Stored records =>
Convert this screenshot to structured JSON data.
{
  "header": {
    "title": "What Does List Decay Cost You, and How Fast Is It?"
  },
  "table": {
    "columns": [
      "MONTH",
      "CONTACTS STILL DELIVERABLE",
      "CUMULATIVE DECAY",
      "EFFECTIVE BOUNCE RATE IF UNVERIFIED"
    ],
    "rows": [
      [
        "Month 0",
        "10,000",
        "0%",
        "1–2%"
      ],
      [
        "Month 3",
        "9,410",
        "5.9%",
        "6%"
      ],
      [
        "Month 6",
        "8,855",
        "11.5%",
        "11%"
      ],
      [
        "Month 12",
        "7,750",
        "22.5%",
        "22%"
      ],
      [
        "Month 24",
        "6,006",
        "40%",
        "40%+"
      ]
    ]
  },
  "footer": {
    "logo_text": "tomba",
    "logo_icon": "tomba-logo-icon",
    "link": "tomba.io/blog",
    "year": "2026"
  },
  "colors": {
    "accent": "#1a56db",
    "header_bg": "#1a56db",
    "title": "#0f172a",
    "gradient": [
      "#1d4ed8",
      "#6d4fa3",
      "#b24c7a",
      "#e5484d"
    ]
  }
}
* * *
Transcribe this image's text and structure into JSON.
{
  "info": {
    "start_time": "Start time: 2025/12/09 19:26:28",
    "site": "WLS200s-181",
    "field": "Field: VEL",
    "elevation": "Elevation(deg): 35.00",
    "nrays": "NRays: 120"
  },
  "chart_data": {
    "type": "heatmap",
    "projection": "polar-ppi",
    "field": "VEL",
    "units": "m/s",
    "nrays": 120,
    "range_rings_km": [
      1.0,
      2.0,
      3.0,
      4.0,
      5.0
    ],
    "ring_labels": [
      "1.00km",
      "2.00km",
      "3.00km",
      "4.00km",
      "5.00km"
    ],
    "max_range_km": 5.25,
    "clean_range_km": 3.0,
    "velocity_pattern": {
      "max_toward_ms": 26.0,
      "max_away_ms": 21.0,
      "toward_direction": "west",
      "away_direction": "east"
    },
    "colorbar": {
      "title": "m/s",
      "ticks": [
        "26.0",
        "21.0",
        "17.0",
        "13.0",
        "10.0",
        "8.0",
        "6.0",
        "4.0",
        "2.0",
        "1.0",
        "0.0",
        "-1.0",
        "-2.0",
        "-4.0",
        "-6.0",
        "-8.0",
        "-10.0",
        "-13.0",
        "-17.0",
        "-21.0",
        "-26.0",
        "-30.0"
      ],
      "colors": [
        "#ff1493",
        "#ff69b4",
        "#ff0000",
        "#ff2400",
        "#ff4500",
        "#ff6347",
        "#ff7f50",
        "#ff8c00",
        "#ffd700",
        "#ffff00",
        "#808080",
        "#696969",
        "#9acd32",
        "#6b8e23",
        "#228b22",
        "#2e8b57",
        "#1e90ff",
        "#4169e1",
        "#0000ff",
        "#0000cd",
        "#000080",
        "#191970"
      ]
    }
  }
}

Exercise instructions => Pull out every line in the data above that has the word "JSON".

Solved exercise =>
Convert this screenshot to structured JSON data.
Transcribe this image's text and structure into JSON.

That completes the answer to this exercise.